(Dataset rows about figures)
============================================================
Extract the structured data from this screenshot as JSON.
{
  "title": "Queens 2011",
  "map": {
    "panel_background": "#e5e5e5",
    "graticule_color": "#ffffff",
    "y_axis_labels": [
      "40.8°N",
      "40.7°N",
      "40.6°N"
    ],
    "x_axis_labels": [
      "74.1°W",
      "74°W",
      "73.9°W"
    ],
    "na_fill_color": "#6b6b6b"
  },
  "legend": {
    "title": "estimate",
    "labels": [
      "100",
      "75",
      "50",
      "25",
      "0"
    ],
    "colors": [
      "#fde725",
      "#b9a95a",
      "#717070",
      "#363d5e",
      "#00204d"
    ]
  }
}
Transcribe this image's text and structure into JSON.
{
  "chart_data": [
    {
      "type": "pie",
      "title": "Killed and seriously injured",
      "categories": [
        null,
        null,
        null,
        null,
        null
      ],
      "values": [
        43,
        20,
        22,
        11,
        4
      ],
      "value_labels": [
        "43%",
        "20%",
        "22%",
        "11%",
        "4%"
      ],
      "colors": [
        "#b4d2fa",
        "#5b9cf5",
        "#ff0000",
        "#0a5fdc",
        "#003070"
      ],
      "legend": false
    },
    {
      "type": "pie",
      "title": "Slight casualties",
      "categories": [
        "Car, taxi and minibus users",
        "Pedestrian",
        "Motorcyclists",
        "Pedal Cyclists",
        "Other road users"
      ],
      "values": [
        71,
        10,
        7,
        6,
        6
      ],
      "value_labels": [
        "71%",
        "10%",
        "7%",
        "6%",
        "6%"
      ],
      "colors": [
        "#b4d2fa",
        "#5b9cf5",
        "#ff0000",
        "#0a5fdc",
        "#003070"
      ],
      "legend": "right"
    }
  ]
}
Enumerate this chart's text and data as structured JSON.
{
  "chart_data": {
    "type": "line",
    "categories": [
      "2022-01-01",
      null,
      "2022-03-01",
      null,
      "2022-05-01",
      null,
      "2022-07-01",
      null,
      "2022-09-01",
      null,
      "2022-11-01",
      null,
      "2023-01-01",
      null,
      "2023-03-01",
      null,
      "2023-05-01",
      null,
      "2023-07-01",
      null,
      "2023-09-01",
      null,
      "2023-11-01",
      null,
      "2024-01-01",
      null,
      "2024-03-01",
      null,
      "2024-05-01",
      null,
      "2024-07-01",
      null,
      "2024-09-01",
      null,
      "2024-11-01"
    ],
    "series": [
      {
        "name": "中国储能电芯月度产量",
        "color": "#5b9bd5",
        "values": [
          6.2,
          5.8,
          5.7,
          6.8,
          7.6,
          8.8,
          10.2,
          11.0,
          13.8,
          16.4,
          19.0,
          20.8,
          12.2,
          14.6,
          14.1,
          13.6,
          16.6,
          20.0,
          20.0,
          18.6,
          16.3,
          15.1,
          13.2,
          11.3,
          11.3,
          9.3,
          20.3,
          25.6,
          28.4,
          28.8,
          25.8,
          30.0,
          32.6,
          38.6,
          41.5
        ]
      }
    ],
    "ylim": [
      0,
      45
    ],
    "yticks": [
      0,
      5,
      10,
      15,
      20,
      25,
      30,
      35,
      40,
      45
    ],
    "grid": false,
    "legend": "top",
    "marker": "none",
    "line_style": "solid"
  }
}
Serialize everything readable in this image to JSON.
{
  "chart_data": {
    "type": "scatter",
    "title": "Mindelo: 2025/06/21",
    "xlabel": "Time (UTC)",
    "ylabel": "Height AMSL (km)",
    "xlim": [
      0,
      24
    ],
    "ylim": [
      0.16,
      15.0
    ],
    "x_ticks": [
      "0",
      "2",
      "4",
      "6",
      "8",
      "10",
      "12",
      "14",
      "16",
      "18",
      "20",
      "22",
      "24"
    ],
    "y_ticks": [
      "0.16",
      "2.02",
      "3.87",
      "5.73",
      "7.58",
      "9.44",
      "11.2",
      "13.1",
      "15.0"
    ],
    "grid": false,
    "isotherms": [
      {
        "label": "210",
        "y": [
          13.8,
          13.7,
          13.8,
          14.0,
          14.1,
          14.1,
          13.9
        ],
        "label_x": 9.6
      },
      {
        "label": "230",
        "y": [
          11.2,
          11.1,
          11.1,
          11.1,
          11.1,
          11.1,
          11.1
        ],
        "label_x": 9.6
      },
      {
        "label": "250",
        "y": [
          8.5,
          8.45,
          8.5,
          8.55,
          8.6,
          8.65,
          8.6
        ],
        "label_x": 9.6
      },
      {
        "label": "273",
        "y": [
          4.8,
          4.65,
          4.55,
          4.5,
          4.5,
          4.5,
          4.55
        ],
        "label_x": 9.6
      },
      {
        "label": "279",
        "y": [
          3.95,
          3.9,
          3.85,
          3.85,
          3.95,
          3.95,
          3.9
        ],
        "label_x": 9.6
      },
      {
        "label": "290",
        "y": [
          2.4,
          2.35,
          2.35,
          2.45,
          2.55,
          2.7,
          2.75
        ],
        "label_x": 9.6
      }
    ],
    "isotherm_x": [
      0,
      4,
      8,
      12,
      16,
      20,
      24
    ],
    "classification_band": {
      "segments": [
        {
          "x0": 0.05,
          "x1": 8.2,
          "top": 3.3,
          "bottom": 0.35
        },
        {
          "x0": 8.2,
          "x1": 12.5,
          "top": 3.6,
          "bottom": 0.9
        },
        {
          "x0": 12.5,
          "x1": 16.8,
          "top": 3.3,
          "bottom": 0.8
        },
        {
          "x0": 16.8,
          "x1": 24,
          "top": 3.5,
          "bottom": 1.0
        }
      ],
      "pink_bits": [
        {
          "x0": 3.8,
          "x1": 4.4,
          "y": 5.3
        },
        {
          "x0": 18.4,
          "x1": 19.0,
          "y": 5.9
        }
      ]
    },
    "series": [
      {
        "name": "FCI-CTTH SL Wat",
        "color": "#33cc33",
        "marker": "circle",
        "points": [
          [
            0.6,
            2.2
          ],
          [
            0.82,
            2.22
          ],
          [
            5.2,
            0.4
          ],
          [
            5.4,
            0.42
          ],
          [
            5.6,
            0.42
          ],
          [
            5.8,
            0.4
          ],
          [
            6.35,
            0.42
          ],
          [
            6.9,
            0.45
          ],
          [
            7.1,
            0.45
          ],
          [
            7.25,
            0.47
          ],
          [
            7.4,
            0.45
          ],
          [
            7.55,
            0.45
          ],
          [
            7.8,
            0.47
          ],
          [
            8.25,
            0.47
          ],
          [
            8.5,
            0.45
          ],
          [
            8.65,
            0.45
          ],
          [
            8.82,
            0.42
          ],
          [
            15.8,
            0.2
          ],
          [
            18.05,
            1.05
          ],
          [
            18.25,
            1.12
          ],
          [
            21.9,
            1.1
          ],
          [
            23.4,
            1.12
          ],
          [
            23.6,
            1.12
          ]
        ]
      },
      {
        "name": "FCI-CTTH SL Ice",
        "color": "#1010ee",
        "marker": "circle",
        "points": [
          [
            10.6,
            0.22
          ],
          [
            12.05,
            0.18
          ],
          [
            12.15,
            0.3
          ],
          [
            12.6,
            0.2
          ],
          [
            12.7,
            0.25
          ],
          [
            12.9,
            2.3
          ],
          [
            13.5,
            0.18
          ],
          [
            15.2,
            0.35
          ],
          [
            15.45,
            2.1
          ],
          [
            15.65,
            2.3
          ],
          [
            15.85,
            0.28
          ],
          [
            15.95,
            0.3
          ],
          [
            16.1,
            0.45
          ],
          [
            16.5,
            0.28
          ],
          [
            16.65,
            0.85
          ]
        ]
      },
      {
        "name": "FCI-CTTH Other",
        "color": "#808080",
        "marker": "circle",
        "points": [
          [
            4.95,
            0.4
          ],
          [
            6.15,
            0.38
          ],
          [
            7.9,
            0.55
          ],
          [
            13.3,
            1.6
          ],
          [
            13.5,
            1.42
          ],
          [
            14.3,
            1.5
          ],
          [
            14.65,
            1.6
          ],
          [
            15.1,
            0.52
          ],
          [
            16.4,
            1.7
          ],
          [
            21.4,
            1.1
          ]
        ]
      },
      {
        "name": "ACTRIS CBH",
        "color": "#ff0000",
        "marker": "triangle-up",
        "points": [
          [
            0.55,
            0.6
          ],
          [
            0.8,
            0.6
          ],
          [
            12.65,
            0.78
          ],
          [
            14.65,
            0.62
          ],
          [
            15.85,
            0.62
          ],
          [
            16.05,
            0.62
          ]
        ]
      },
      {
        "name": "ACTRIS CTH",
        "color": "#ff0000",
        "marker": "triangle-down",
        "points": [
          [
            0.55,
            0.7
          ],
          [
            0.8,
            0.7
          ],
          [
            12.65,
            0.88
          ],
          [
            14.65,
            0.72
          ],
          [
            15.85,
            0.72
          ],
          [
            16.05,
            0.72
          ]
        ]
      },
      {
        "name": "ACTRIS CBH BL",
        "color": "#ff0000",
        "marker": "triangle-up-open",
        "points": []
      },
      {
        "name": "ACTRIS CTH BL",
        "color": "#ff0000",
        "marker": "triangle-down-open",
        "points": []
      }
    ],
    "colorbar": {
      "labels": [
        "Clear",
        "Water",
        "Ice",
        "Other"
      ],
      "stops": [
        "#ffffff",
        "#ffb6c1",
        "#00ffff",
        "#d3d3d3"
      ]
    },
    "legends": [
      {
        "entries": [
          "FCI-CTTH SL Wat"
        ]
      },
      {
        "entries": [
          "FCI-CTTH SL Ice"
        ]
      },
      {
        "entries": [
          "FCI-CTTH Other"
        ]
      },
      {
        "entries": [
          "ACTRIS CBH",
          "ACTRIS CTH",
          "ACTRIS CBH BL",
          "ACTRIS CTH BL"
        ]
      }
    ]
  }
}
============================================================
*TASK DIRECTIONS*
Write out every line of the preceding listing that contains "ACTRIS".

*EXERCISE RESPONSE*
        "name": "ACTRIS CBH",
        "name": "ACTRIS CTH",
        "name": "ACTRIS CBH BL",
        "name": "ACTRIS CTH BL",
          "ACTRIS CBH",
          "ACTRIS CTH",
          "ACTRIS CBH BL",
          "ACTRIS CTH BL"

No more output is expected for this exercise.